> **Exercise instructions**
For the copy, please give all of the data again exactly and leave the pictures out.

Data records:
····················

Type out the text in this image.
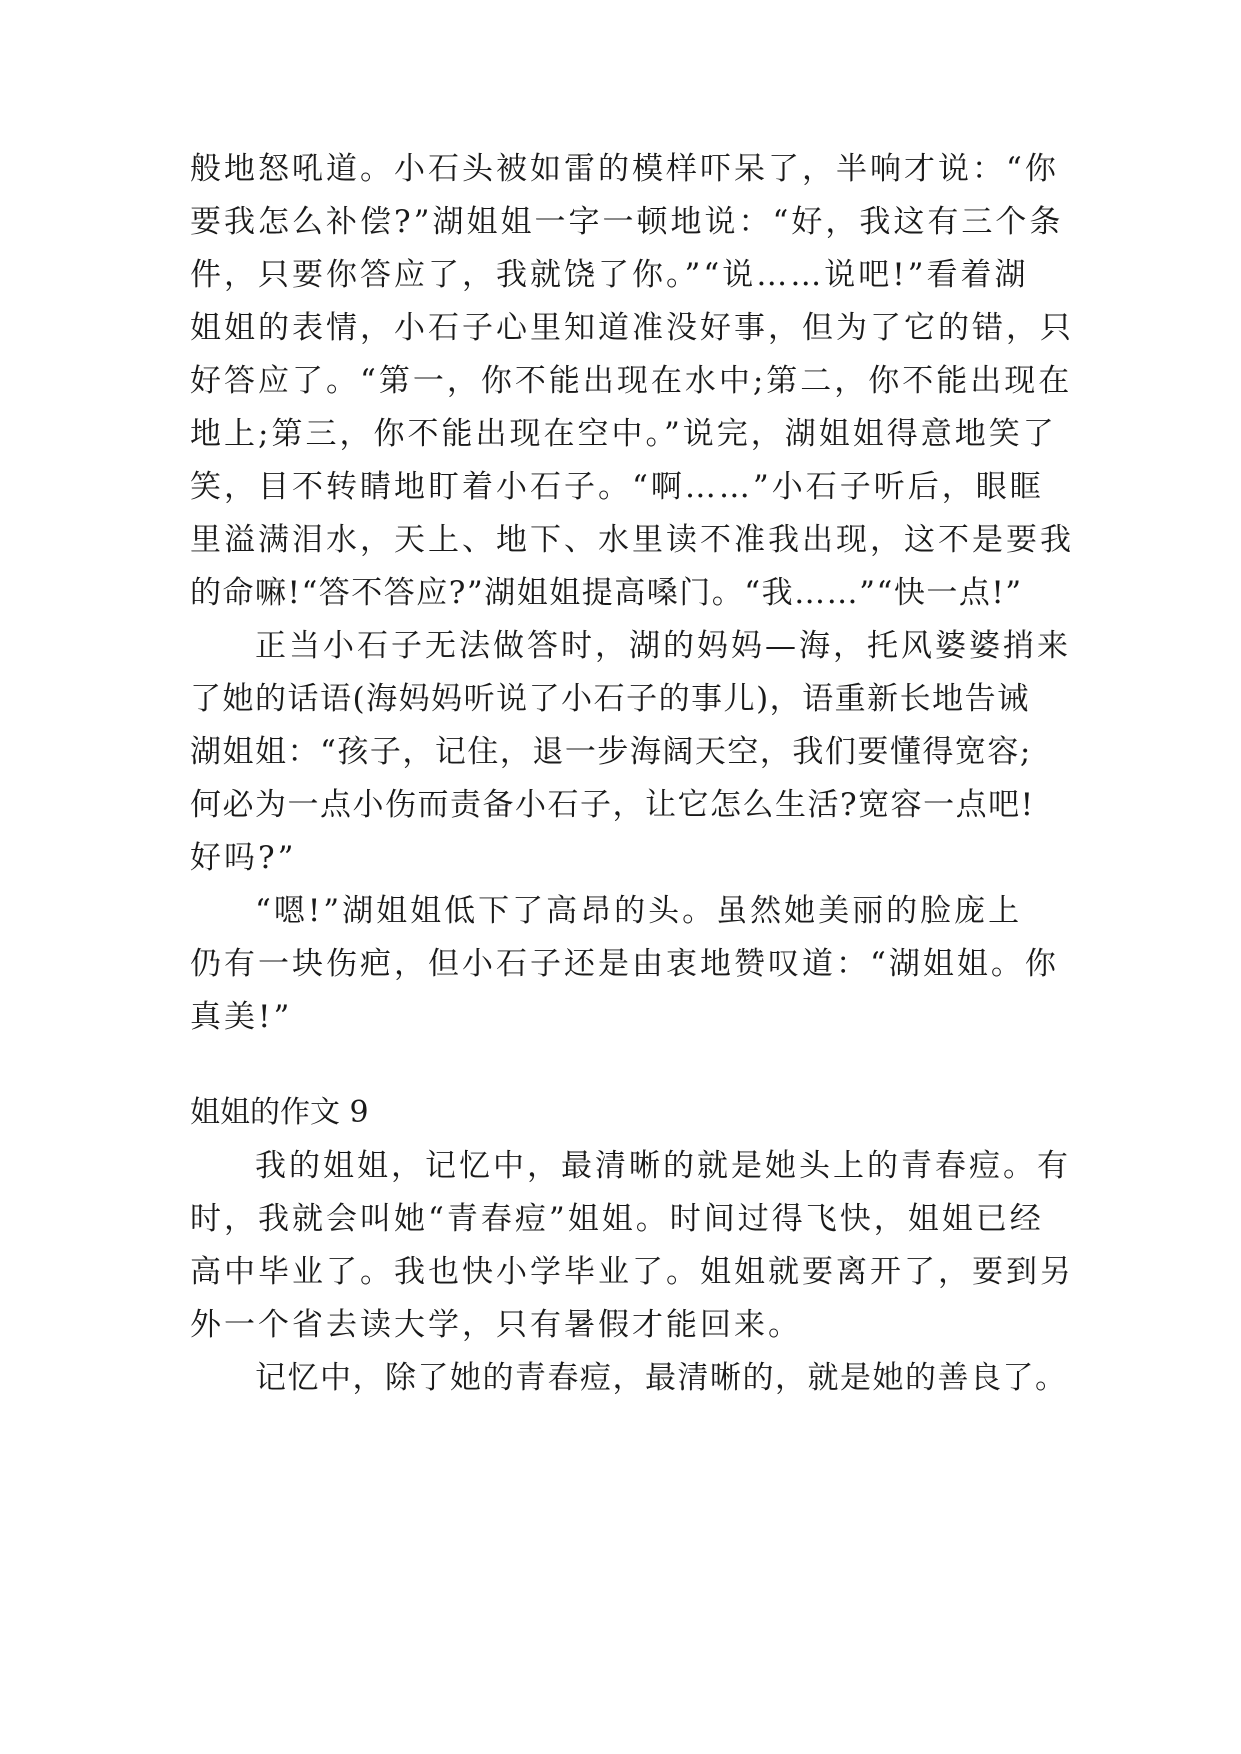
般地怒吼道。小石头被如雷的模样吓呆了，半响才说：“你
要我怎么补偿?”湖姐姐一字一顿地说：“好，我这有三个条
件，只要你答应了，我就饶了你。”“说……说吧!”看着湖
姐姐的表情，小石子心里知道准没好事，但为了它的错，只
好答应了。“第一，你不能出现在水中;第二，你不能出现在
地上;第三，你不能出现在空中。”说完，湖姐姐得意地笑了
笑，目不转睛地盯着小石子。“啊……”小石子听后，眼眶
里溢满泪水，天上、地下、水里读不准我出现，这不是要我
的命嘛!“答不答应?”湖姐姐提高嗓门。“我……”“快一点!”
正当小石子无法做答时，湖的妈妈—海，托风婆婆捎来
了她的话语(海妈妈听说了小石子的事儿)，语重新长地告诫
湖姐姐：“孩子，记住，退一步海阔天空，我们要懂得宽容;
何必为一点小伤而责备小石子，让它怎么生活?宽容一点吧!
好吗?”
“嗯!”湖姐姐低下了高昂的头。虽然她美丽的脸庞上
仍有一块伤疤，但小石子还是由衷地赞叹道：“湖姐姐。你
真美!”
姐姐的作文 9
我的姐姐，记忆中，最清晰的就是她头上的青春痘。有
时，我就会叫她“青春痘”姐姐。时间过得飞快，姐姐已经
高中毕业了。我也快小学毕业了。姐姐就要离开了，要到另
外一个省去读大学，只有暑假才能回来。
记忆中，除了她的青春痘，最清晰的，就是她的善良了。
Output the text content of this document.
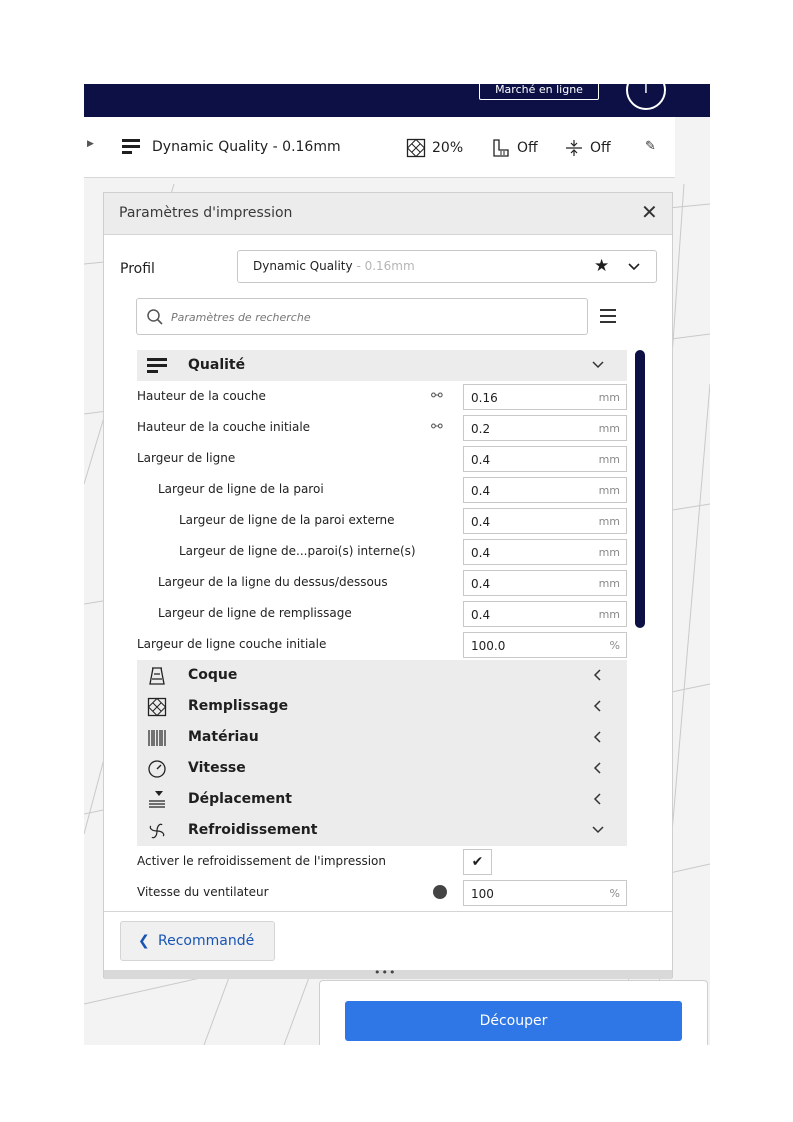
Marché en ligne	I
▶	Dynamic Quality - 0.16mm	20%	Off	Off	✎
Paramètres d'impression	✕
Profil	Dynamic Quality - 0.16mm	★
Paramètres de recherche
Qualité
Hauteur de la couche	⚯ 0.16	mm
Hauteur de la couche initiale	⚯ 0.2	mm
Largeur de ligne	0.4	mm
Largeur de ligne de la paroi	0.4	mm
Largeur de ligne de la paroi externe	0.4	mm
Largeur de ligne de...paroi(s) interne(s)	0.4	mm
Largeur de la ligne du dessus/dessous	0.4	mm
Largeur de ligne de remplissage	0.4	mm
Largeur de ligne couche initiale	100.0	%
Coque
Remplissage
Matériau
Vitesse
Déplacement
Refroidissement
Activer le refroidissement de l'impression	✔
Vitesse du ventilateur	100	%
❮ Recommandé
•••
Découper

····················

> **Complete output**
Type out the text in this image.
般地怒吼道。小石头被如雷的模样吓呆了，半响才说：“你
要我怎么补偿?”湖姐姐一字一顿地说：“好，我这有三个条
件，只要你答应了，我就饶了你。”“说……说吧!”看着湖
姐姐的表情，小石子心里知道准没好事，但为了它的错，只
好答应了。“第一，你不能出现在水中;第二，你不能出现在
地上;第三，你不能出现在空中。”说完，湖姐姐得意地笑了
笑，目不转睛地盯着小石子。“啊……”小石子听后，眼眶
里溢满泪水，天上、地下、水里读不准我出现，这不是要我
的命嘛!“答不答应?”湖姐姐提高嗓门。“我……”“快一点!”
正当小石子无法做答时，湖的妈妈—海，托风婆婆捎来
了她的话语(海妈妈听说了小石子的事儿)，语重新长地告诫
湖姐姐：“孩子，记住，退一步海阔天空，我们要懂得宽容;
何必为一点小伤而责备小石子，让它怎么生活?宽容一点吧!
好吗?”
“嗯!”湖姐姐低下了高昂的头。虽然她美丽的脸庞上
仍有一块伤疤，但小石子还是由衷地赞叹道：“湖姐姐。你
真美!”
姐姐的作文 9
我的姐姐，记忆中，最清晰的就是她头上的青春痘。有
时，我就会叫她“青春痘”姐姐。时间过得飞快，姐姐已经
高中毕业了。我也快小学毕业了。姐姐就要离开了，要到另
外一个省去读大学，只有暑假才能回来。
记忆中，除了她的青春痘，最清晰的，就是她的善良了。
Output the text content of this document.
Marché en ligne	I
▶	Dynamic Quality - 0.16mm	20%	Off	Off	✎
Paramètres d'impression	✕
Profil	Dynamic Quality - 0.16mm	★
Paramètres de recherche
Qualité
Hauteur de la couche	⚯ 0.16	mm
Hauteur de la couche initiale	⚯ 0.2	mm
Largeur de ligne	0.4	mm
Largeur de ligne de la paroi	0.4	mm
Largeur de ligne de la paroi externe	0.4	mm
Largeur de ligne de...paroi(s) interne(s)	0.4	mm
Largeur de la ligne du dessus/dessous	0.4	mm
Largeur de ligne de remplissage	0.4	mm
Largeur de ligne couche initiale	100.0	%
Coque
Remplissage
Matériau
Vitesse
Déplacement
Refroidissement
Activer le refroidissement de l'impression	✔
Vitesse du ventilateur	100	%
❮ Recommandé
•••
Découper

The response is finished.